To be done
Exclude images, then output the remaining data verbatim.

Raw data
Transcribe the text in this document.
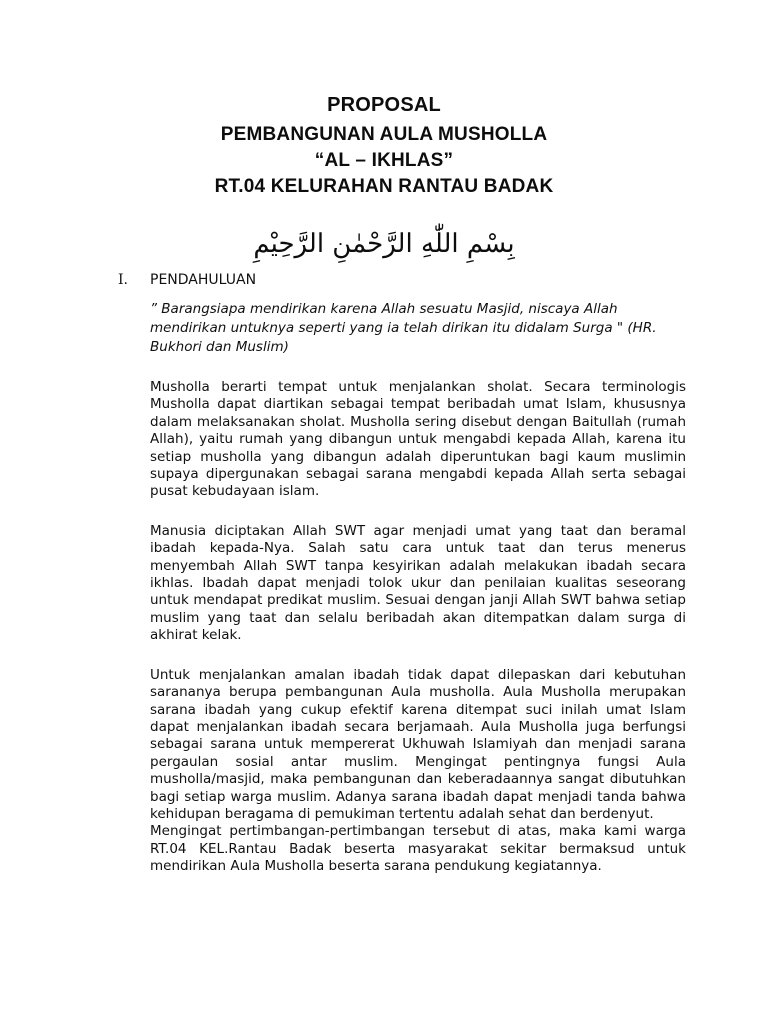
PROPOSAL
PEMBANGUNAN AULA MUSHOLLA
“AL – IKHLAS”
RT.04 KELURAHAN RANTAU BADAK
بِسْمِ اللّٰهِ الرَّحْمٰنِ الرَّحِيْمِ
I. PENDAHULUAN

” Barangsiapa mendirikan karena Allah sesuatu Masjid, niscaya Allah mendirikan untuknya seperti yang ia telah dirikan itu didalam Surga " (HR. Bukhori dan Muslim)

Musholla berarti tempat untuk menjalankan sholat. Secara terminologis Musholla dapat diartikan sebagai tempat beribadah umat Islam, khususnya dalam melaksanakan sholat. Musholla sering disebut dengan Baitullah (rumah Allah), yaitu rumah yang dibangun untuk mengabdi kepada Allah, karena itu setiap musholla yang dibangun adalah diperuntukan bagi kaum muslimin supaya dipergunakan sebagai sarana mengabdi kepada Allah serta sebagai pusat kebudayaan islam.

Manusia diciptakan Allah SWT agar menjadi umat yang taat dan beramal ibadah kepada-Nya. Salah satu cara untuk taat dan terus menerus menyembah Allah SWT tanpa kesyirikan adalah melakukan ibadah secara ikhlas. Ibadah dapat menjadi tolok ukur dan penilaian kualitas seseorang untuk mendapat predikat muslim. Sesuai dengan janji Allah SWT bahwa setiap muslim yang taat dan selalu beribadah akan ditempatkan dalam surga di akhirat kelak.

Untuk menjalankan amalan ibadah tidak dapat dilepaskan dari kebutuhan sarananya berupa pembangunan Aula musholla. Aula Musholla merupakan sarana ibadah yang cukup efektif karena ditempat suci inilah umat Islam dapat menjalankan ibadah secara berjamaah. Aula Musholla juga berfungsi sebagai sarana untuk mempererat Ukhuwah Islamiyah dan menjadi sarana pergaulan sosial antar muslim. Mengingat pentingnya fungsi Aula musholla/masjid, maka pembangunan dan keberadaannya sangat dibutuhkan bagi setiap warga muslim. Adanya sarana ibadah dapat menjadi tanda bahwa kehidupan beragama di pemukiman tertentu adalah sehat dan berdenyut.

Mengingat pertimbangan-pertimbangan tersebut di atas, maka kami warga RT.04 KEL.Rantau Badak beserta masyarakat sekitar bermaksud untuk mendirikan Aula Musholla beserta sarana pendukung kegiatannya.
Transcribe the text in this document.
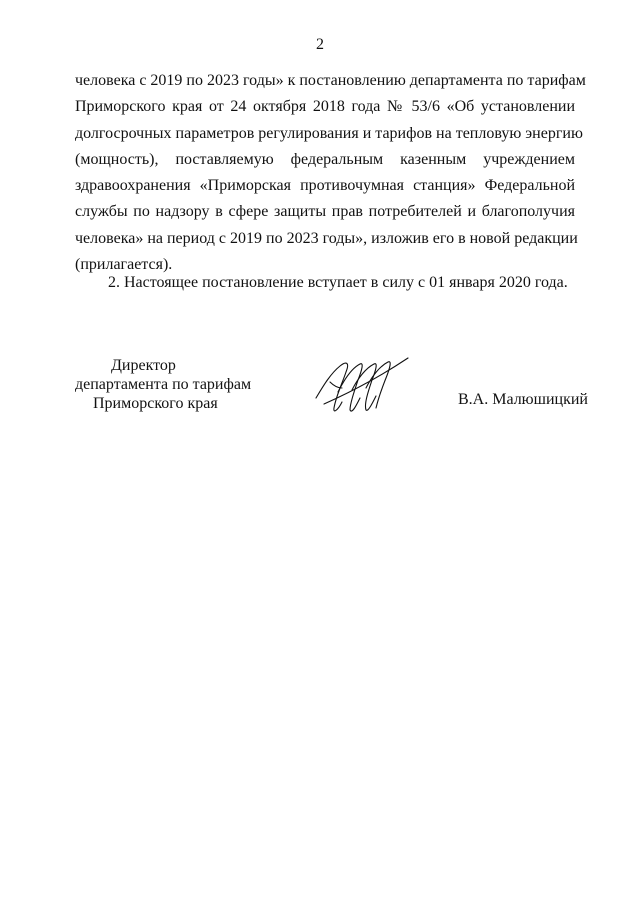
2
человека с 2019 по 2023 годы» к постановлению департамента по тарифам
Приморского края от 24 октября 2018 года № 53/6 «Об установлении
долгосрочных параметров регулирования и тарифов на тепловую энергию
(мощность), поставляемую федеральным казенным учреждением
здравоохранения «Приморская противочумная станция» Федеральной
службы по надзору в сфере защиты прав потребителей и благополучия
человека» на период с 2019 по 2023 годы», изложив его в новой редакции
(прилагается).
2. Настоящее постановление вступает в силу с 01 января 2020 года.
Директор
департамента по тарифам
Приморского края	В.А. Малюшицкий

Response
Transcribe the text in this document.
PROPOSAL
PEMBANGUNAN AULA MUSHOLLA
“AL – IKHLAS”
RT.04 KELURAHAN RANTAU BADAK
بِسْمِ اللّٰهِ الرَّحْمٰنِ الرَّحِيْمِ
I. PENDAHULUAN

” Barangsiapa mendirikan karena Allah sesuatu Masjid, niscaya Allah mendirikan untuknya seperti yang ia telah dirikan itu didalam Surga " (HR. Bukhori dan Muslim)

Musholla berarti tempat untuk menjalankan sholat. Secara terminologis Musholla dapat diartikan sebagai tempat beribadah umat Islam, khususnya dalam melaksanakan sholat. Musholla sering disebut dengan Baitullah (rumah Allah), yaitu rumah yang dibangun untuk mengabdi kepada Allah, karena itu setiap musholla yang dibangun adalah diperuntukan bagi kaum muslimin supaya dipergunakan sebagai sarana mengabdi kepada Allah serta sebagai pusat kebudayaan islam.

Manusia diciptakan Allah SWT agar menjadi umat yang taat dan beramal ibadah kepada-Nya. Salah satu cara untuk taat dan terus menerus menyembah Allah SWT tanpa kesyirikan adalah melakukan ibadah secara ikhlas. Ibadah dapat menjadi tolok ukur dan penilaian kualitas seseorang untuk mendapat predikat muslim. Sesuai dengan janji Allah SWT bahwa setiap muslim yang taat dan selalu beribadah akan ditempatkan dalam surga di akhirat kelak.

Untuk menjalankan amalan ibadah tidak dapat dilepaskan dari kebutuhan sarananya berupa pembangunan Aula musholla. Aula Musholla merupakan sarana ibadah yang cukup efektif karena ditempat suci inilah umat Islam dapat menjalankan ibadah secara berjamaah. Aula Musholla juga berfungsi sebagai sarana untuk mempererat Ukhuwah Islamiyah dan menjadi sarana pergaulan sosial antar muslim. Mengingat pentingnya fungsi Aula musholla/masjid, maka pembangunan dan keberadaannya sangat dibutuhkan bagi setiap warga muslim. Adanya sarana ibadah dapat menjadi tanda bahwa kehidupan beragama di pemukiman tertentu adalah sehat dan berdenyut.

Mengingat pertimbangan-pertimbangan tersebut di atas, maka kami warga RT.04 KEL.Rantau Badak beserta masyarakat sekitar bermaksud untuk mendirikan Aula Musholla beserta sarana pendukung kegiatannya.
Transcribe the text in this document.
2
человека с 2019 по 2023 годы» к постановлению департамента по тарифам
Приморского края от 24 октября 2018 года № 53/6 «Об установлении
долгосрочных параметров регулирования и тарифов на тепловую энергию
(мощность), поставляемую федеральным казенным учреждением
здравоохранения «Приморская противочумная станция» Федеральной
службы по надзору в сфере защиты прав потребителей и благополучия
человека» на период с 2019 по 2023 годы», изложив его в новой редакции
(прилагается).
2. Настоящее постановление вступает в силу с 01 января 2020 года.
Директор
департамента по тарифам
Приморского края	В.А. Малюшицкий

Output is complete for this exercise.